begin DOCUMENT SEGMENT

QUITO, Ecuador (CN) — In November, Juana Francis Bone's 14-year-old niece went to the corner store for a minute and never came back.
When her family filed a police report, they were told each officer had some 60 missing person cases on their shoulders. Her niece would be just one more.
Francis is a law student and advocate for Black women’s rights in the organization Mujeres de Asfalto. She lives in Esmeraldas, a largely Afro-Ecuadorian city on the coast of Ecuador, today considered one of the most violent in Latin America.
News of decapitated bodies in the streets, shootouts between gangs, targeted assassinations, and extortion of people and small businesses have become common in the city, Francis says. Personally, she’s tired of thinking about it. She works from home now, tries never to leave the house alone, and doesn’t go to crowded public places where stray bullets are likely to fly by.
“Imagine having this feeling that you leave your house, but you don't know if you're going to come back alive,” Francis told Courthouse News by phone. “I think this whole wave of violence has changed everyone's life.”
Violence in Ecuador has escalated rapidly in recent years, with coastal cities like Esmeraldas and Guayaquil bearing the brunt. Last month, the violence reached a peak when masked armed men burst into a TV station during a live broadcast. They shouted a message about not messing with the mafia while holding up several journalists. The images shocked people both at home and abroad, giving the impression that Ecuadorian officials have lost control.

end DOCUMENT SEGMENT
begin DATA SUPPLIED

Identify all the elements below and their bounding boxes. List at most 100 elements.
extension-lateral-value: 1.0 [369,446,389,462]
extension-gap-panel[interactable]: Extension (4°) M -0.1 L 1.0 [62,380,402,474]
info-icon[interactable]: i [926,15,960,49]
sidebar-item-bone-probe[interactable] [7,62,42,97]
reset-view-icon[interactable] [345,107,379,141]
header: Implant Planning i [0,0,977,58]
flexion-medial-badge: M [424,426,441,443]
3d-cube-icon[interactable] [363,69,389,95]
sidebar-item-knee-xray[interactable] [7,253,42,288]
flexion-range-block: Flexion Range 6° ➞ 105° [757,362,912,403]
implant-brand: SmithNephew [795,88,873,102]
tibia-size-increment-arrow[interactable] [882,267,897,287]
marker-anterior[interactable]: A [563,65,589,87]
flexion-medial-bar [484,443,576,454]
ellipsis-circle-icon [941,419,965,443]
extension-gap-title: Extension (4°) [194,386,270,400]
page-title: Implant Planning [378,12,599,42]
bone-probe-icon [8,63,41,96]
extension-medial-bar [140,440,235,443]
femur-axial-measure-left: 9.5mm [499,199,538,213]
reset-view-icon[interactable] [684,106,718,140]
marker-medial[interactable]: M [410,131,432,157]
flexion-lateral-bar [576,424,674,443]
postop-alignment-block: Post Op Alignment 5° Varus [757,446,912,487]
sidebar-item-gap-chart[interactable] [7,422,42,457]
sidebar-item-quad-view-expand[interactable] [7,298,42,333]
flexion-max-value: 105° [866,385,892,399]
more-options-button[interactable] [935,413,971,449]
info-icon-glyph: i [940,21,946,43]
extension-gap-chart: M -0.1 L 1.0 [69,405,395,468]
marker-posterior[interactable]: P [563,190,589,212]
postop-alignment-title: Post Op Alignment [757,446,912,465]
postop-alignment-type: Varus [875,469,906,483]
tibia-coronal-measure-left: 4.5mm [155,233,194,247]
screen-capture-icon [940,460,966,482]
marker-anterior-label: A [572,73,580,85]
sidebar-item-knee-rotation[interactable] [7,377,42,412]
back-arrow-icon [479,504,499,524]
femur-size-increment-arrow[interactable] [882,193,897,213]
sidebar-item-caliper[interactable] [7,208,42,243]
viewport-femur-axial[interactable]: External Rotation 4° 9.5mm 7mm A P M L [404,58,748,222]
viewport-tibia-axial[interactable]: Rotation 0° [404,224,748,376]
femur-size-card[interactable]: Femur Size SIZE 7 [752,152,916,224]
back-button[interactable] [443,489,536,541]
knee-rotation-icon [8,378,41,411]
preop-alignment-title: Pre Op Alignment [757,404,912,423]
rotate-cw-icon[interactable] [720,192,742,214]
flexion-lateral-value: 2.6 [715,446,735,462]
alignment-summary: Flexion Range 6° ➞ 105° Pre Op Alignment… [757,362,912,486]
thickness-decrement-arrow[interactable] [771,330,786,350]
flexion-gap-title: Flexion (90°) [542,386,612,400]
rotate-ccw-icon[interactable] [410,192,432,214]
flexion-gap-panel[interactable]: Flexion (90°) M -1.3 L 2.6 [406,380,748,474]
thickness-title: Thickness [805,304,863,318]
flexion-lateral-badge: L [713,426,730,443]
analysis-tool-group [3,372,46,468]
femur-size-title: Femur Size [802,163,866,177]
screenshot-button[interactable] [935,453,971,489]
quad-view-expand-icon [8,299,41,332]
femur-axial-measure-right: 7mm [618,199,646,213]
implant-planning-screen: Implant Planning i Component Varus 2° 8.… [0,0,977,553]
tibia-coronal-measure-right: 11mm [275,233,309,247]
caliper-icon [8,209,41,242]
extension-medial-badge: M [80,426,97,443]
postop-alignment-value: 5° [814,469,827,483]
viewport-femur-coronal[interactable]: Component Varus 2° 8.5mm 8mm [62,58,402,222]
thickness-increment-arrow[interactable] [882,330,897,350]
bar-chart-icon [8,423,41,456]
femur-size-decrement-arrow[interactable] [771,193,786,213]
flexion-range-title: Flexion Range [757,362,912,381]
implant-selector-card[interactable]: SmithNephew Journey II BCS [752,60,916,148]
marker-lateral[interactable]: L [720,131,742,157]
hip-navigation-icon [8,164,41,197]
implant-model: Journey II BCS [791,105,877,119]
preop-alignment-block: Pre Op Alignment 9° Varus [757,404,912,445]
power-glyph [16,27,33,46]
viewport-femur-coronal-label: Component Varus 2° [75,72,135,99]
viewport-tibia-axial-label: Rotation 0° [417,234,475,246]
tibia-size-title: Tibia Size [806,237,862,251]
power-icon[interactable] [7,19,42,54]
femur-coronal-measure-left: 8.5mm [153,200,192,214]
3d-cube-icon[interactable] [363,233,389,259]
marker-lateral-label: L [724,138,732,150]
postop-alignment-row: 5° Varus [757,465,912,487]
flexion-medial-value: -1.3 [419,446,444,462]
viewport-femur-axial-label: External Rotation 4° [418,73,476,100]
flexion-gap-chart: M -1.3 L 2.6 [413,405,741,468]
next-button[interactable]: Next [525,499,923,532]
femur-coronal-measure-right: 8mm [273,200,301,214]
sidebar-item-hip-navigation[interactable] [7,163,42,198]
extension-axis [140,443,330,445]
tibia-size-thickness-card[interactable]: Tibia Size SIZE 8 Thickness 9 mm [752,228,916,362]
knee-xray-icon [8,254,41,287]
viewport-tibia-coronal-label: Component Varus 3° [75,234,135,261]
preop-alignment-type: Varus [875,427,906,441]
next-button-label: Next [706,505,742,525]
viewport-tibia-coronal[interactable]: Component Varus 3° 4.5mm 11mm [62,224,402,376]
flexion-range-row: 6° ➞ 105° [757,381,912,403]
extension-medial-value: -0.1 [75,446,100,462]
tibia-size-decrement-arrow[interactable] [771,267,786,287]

end DATA SUPPLIED

#### WHAT YOU WILL DO
(1) Sum up the article on violence in Ecuador in two sentences.
(2) Based on the article on violence in Ecuador, answer yes or no to each statement and quote the words from the article that decide it: (a) Francis's niece came back home from the corner store. (b) Francis now works from home. (c) The masked armed men entered the TV station during a live broadcast.
(3) Resume the article on violence in Ecuador, starting right after its final sentence.
The listing has no role in any of this.

#### REPLIES
(1) In November, the 14-year-old niece of Juana Francis Bone, a law student and advocate for Black women's rights living in Esmeraldas, went to a corner store and never came back, and her family was told each officer had some 60 missing person cases. Violence in Ecuador has escalated rapidly in recent years, hitting coastal cities like Esmeraldas and Guayaquil hardest, and it peaked last month when masked armed men burst into a TV station during a live broadcast.

(2)
(a) No: "went to the corner store for a minute and never came back."
(b) Yes: "She works from home now"
(c) Yes: "masked armed men burst into a TV station during a live broadcast."

(3)
President Daniel Noboa responded by declaring war against the 22 criminal groups operating in the country, which he calls “terrorists.” In the first 26 days of this battle, officials say they have taken back control of prisons and made over 5,800 arrests — including 237 people accused of terrorism — but there has been very little information released about the detainees.
The country has largely celebrated these results, as people have been living in fear and frustration over increased crime. Some polls even put Noboa’s approval rating at 80%.
But many say a military response to Ecuador’s security crisis is short-sighted, as it doesn’t address the large-scale impunity, corruption or weakened state and institutions that led the country to this point.
The epicenter
As recently as 2018, Ecuador’s homicide rate was one of the lowest in Latin America, and the country appeared to be one of the safest in the region. But in 2023, there were over 7,500 violent deaths, marking one of Ecuador’s most violent years on record and almost double the killings in the previous year. Today it is considered among the top three most dangerous nations in the region.
The surge in violence began not long after prison riots started in February 2021, following the killing of a key gang leader. The assassination sparked fighting between rival gangs both inside prison walls and on the streets, which hasn’t subsided. Over 600 prisoners have since been killed in recurring riots.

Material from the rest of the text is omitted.